● **MATERIALS PROVIDED**:

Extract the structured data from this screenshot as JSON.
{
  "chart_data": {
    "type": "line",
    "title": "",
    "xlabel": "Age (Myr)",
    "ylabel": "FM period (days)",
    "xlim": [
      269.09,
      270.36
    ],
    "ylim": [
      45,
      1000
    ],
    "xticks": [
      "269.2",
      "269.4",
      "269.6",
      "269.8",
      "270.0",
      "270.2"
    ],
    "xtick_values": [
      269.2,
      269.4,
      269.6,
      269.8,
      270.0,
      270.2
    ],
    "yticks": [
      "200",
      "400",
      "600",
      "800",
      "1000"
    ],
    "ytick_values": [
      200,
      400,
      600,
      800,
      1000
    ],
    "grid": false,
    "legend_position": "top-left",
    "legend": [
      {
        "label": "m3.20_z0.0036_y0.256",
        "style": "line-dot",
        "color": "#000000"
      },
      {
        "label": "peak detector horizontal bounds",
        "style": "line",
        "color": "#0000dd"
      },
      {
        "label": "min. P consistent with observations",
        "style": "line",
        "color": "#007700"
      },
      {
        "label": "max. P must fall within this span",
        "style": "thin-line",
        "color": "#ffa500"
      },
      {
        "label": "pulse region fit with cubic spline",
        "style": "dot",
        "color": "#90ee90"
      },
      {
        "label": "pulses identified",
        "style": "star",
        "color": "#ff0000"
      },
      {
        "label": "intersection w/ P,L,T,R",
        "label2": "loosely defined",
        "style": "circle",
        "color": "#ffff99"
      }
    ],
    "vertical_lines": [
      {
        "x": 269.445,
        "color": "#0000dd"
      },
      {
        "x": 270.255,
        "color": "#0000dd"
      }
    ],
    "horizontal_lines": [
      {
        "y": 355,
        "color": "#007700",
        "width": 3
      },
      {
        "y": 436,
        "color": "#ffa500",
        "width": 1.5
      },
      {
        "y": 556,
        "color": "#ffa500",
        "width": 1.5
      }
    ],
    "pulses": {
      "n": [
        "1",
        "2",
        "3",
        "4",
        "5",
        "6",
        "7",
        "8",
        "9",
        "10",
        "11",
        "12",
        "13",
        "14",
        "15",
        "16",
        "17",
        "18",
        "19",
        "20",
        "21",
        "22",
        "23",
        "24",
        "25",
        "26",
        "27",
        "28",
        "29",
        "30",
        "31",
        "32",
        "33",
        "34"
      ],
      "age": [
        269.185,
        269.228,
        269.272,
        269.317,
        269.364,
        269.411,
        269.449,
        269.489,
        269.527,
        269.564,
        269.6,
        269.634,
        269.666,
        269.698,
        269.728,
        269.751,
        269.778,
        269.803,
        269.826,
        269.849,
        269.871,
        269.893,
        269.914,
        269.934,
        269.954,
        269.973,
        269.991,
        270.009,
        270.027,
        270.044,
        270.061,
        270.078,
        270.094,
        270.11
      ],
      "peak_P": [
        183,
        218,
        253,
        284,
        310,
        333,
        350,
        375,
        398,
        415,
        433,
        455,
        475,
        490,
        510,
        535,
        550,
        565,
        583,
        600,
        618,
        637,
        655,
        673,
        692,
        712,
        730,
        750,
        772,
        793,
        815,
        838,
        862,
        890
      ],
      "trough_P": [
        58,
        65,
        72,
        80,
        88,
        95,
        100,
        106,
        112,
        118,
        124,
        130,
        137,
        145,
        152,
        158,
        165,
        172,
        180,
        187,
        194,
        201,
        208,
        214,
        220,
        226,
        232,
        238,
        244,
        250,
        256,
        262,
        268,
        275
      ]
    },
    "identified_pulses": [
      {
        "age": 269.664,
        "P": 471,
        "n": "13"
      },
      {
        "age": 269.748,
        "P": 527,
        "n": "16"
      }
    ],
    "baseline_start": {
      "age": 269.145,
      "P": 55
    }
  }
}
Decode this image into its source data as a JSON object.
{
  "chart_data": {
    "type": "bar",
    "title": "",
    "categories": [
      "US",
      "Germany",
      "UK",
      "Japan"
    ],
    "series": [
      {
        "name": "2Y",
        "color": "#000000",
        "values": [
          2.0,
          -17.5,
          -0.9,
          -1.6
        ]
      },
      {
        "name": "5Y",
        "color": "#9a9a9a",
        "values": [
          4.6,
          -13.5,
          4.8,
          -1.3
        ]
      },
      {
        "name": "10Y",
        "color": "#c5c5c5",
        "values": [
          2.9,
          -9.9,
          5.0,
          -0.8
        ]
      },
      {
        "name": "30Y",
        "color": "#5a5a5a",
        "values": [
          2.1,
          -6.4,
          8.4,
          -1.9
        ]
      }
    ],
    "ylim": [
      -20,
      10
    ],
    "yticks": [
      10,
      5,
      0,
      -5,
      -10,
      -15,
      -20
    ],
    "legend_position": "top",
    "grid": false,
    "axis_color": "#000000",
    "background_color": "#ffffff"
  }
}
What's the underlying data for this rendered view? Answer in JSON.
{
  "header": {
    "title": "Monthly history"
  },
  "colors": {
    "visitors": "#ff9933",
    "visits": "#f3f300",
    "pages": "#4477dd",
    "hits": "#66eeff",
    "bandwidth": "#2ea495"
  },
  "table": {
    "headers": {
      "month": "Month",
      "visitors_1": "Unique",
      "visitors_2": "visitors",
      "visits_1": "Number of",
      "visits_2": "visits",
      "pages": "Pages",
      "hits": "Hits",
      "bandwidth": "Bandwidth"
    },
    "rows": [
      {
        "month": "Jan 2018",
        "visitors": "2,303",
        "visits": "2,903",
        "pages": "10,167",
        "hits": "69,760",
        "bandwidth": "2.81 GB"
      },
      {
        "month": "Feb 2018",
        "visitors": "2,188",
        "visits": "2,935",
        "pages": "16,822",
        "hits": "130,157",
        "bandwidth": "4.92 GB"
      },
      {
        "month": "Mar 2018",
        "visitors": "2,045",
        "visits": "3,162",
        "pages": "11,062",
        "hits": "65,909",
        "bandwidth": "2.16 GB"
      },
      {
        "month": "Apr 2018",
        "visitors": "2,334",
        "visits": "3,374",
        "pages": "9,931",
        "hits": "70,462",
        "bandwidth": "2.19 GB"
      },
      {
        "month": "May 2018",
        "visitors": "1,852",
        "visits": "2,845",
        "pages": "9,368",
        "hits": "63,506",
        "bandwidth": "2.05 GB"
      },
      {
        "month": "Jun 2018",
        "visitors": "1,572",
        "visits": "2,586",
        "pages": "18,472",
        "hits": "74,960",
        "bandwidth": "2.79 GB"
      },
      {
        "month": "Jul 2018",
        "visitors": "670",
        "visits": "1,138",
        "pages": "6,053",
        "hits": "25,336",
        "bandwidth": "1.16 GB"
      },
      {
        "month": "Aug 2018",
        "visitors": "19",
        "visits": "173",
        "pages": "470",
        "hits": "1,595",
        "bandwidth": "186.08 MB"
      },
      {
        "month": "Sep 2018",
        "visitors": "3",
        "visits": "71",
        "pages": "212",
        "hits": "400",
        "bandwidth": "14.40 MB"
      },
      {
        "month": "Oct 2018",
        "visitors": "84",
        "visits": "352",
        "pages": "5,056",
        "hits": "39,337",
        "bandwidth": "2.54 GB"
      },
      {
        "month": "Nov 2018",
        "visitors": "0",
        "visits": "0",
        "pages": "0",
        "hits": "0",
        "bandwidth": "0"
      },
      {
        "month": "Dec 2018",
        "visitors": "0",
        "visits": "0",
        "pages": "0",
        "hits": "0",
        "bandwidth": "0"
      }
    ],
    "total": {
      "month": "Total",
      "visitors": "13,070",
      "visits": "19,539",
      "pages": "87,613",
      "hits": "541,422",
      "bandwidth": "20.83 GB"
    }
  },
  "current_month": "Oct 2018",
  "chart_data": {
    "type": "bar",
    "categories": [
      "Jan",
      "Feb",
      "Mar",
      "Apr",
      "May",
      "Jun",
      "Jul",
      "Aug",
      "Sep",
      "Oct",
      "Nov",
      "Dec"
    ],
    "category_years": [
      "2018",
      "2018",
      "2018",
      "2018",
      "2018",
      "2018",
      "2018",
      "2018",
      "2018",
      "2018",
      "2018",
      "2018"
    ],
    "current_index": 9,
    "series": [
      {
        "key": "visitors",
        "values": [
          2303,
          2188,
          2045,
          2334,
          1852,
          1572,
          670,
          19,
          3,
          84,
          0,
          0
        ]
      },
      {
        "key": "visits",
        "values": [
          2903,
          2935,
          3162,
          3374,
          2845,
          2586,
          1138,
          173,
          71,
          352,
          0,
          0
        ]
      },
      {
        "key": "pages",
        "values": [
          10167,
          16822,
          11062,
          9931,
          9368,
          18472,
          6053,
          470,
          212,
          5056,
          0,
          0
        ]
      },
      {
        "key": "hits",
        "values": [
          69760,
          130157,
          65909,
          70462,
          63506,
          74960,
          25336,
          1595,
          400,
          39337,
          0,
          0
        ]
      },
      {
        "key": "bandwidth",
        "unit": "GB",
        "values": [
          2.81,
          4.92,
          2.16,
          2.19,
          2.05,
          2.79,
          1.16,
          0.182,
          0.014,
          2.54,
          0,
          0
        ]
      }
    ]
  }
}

● **INSTRUCTION**: Among the records above, how many lines carry the string "JSON"? Reply with the number alone.

● **REPLY**: 3